-- Start of SUPPLIED INFORMATION --

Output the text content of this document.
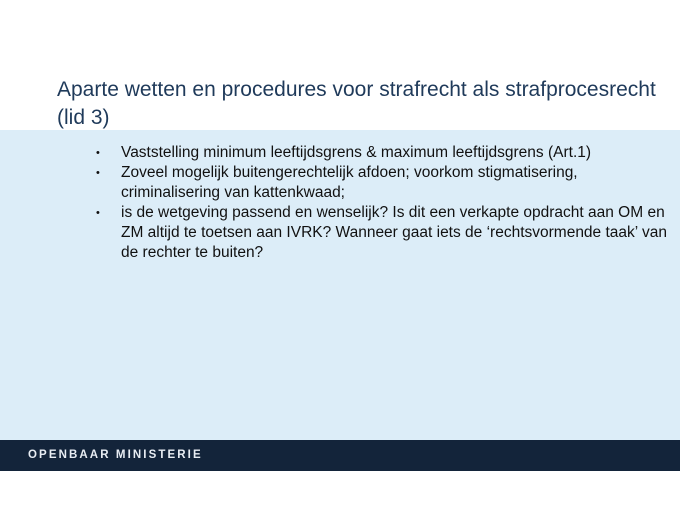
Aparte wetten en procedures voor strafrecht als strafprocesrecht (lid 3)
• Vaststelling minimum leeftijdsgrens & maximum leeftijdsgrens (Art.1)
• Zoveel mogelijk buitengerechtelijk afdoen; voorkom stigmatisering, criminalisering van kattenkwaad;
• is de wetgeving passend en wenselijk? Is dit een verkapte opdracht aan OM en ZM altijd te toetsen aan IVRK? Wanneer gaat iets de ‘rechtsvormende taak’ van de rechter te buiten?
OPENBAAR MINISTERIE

-- End of SUPPLIED INFORMATION --
-- Start of SUPPLIED INFORMATION --

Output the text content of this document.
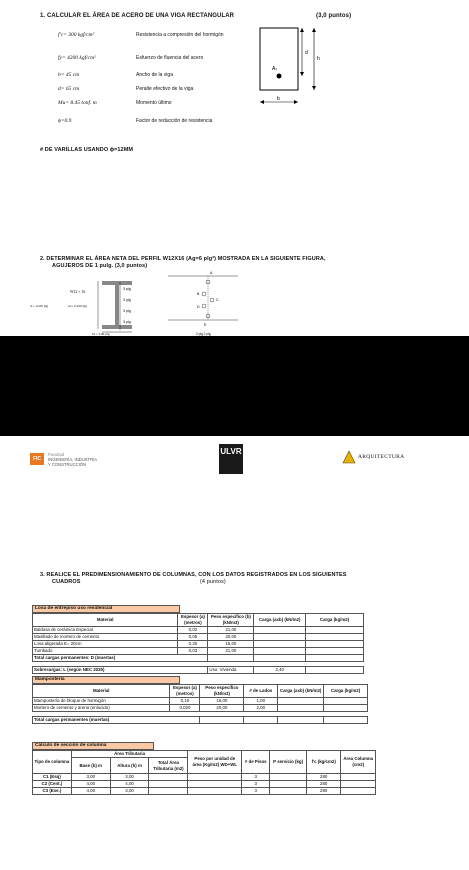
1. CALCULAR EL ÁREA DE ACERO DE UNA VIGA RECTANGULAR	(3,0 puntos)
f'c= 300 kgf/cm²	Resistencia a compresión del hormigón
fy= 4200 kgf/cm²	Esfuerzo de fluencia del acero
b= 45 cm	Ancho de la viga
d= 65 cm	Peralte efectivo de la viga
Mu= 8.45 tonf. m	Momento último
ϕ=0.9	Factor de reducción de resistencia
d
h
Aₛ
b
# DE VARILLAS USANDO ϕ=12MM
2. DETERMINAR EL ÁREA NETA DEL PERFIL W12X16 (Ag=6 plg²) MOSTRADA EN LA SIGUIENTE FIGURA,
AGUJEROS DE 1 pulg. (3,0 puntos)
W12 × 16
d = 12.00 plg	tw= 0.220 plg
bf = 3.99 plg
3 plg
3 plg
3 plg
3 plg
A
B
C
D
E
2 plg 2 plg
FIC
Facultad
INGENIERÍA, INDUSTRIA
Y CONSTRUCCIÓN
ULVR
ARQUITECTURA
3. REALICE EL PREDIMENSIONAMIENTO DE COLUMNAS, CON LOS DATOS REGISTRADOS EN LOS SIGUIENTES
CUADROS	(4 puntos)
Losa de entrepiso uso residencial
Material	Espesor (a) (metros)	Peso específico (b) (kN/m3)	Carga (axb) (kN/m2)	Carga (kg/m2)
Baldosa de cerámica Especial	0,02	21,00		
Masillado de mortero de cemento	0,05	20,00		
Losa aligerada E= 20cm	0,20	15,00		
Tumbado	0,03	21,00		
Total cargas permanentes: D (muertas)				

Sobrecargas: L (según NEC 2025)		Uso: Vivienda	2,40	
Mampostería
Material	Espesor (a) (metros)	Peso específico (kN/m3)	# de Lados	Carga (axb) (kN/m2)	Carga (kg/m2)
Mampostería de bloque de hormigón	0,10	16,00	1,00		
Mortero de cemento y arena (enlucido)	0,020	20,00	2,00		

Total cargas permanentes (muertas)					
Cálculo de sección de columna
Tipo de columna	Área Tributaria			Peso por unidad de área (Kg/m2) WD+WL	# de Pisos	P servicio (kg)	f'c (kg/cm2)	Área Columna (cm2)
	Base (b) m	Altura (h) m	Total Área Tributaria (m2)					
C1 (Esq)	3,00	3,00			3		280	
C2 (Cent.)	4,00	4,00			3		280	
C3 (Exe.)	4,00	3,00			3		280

-- End of SUPPLIED INFORMATION --

Find every line in the records above that contains the word "Mampostería", and copy each one.

Mampostería
Mampostería de bloque de hormigón	0,10	16,00	1,00		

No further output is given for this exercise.